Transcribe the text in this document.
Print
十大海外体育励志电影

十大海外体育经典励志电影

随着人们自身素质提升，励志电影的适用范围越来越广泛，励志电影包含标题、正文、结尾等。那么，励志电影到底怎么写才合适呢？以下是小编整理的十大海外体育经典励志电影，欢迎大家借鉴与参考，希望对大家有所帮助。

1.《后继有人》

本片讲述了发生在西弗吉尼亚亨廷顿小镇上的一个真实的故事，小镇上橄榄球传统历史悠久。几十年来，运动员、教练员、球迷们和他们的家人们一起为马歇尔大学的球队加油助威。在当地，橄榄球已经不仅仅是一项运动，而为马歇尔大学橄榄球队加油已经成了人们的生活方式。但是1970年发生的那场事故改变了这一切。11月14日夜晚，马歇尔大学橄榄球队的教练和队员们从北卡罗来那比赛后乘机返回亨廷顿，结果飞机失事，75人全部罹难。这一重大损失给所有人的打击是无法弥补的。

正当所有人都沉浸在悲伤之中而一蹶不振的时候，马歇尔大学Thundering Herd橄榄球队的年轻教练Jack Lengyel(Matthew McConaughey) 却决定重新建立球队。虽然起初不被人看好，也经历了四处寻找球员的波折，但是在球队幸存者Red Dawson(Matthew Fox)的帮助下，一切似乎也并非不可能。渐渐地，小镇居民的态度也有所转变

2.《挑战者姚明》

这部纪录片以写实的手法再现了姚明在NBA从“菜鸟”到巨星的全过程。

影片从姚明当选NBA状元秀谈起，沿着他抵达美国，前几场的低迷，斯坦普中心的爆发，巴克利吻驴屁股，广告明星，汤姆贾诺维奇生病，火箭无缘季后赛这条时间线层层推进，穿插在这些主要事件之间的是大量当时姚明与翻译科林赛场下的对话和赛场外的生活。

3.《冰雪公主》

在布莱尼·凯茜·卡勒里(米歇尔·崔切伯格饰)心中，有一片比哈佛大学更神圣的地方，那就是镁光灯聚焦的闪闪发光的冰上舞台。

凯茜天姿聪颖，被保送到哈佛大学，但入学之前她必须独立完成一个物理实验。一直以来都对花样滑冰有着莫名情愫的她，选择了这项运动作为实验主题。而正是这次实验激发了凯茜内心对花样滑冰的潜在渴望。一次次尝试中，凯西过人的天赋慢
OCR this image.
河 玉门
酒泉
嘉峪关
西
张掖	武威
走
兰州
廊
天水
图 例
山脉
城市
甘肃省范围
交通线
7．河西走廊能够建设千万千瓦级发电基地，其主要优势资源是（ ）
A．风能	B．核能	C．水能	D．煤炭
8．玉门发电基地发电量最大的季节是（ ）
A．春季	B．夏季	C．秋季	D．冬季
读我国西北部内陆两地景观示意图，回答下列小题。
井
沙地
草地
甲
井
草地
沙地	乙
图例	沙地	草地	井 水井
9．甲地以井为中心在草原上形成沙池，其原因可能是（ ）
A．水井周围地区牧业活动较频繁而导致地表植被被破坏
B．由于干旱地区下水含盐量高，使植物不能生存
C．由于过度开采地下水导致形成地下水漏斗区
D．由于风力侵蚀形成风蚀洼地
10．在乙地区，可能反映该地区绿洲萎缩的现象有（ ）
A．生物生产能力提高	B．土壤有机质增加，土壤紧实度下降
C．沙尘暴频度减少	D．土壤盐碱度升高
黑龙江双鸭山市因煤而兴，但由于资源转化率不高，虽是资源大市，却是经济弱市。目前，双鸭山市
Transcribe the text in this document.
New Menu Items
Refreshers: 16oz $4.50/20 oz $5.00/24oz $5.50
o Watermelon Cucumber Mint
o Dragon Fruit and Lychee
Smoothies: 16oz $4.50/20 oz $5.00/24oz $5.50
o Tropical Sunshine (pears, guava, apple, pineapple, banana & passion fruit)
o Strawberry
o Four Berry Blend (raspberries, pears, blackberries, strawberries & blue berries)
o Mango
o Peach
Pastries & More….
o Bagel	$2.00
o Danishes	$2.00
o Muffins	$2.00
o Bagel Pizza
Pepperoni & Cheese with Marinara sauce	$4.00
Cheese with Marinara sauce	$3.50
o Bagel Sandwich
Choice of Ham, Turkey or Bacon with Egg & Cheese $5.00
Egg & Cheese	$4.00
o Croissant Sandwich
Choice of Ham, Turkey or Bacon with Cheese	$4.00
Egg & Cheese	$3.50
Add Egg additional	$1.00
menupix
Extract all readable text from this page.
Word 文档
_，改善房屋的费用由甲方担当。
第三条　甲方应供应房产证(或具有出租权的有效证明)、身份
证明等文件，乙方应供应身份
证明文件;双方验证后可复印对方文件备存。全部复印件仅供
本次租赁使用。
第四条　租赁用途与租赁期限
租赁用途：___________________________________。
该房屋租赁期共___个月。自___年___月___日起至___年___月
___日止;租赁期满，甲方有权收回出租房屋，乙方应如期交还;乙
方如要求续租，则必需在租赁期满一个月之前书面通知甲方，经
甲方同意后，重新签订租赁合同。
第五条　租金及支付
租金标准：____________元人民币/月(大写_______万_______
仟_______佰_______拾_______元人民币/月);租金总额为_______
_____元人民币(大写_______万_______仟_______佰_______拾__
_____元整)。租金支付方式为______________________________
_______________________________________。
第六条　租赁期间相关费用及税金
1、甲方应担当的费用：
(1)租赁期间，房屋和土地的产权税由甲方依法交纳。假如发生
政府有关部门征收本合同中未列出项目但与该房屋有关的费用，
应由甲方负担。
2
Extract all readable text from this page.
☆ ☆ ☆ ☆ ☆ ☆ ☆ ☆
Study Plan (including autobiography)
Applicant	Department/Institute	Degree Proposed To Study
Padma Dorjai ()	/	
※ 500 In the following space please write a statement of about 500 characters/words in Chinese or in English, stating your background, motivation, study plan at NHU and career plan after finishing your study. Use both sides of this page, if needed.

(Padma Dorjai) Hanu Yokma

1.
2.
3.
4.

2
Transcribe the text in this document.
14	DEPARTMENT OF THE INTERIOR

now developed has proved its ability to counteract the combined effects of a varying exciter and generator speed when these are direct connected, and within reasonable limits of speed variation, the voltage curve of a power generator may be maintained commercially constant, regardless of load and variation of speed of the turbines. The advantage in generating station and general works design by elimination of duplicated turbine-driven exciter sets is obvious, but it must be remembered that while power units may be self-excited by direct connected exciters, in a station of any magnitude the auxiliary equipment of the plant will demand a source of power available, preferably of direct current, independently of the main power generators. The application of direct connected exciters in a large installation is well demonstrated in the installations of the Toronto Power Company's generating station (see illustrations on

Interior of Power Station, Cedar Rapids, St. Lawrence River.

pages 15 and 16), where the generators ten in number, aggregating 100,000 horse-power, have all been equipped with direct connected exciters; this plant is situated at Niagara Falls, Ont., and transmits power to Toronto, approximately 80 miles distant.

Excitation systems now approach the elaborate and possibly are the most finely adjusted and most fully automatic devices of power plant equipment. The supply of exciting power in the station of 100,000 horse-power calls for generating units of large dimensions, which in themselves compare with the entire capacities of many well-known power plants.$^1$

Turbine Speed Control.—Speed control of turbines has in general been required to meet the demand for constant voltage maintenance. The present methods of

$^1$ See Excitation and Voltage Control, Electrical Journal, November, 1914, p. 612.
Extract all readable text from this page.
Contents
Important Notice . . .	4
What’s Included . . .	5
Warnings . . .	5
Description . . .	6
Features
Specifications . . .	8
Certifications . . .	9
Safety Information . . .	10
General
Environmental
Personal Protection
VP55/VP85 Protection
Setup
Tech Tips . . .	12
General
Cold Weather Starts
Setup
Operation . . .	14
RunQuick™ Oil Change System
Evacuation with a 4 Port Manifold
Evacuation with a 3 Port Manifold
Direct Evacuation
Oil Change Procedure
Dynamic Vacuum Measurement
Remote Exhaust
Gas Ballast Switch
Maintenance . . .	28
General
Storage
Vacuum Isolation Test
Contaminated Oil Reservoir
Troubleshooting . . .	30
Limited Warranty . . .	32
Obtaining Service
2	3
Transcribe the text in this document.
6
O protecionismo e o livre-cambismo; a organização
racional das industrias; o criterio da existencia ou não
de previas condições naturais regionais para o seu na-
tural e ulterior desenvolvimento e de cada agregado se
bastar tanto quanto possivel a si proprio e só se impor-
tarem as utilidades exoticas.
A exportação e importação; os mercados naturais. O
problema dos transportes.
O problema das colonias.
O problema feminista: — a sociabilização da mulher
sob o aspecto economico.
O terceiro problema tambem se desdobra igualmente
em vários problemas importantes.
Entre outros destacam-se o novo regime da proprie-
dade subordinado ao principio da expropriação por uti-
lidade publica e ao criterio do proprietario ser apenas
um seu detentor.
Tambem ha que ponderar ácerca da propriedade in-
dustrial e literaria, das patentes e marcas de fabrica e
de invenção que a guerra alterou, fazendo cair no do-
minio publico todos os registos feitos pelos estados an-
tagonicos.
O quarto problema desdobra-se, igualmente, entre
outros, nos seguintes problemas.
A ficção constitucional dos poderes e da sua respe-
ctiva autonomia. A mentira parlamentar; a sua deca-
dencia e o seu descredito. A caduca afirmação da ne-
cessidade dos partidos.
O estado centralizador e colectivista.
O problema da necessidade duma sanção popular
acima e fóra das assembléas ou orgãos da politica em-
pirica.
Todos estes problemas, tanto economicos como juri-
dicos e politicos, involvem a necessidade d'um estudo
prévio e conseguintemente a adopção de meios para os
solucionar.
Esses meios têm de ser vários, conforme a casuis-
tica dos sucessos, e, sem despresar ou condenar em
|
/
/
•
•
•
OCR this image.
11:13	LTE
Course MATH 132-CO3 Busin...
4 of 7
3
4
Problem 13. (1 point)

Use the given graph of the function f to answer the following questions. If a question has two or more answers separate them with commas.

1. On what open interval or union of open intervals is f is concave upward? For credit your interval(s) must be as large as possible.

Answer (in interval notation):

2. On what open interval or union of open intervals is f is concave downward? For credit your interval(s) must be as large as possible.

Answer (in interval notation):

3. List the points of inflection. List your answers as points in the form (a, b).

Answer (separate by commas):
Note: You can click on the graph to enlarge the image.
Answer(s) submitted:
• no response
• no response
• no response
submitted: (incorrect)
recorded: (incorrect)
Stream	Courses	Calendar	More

━━━━━━━━━━━━━━━━

◆ WHAT IS BEING ASKED
Copy all lines of the material above where the string "Change" occurs.

◆ FINISHED ANSWER
RunQuick™ Oil Change System
Oil Change Procedure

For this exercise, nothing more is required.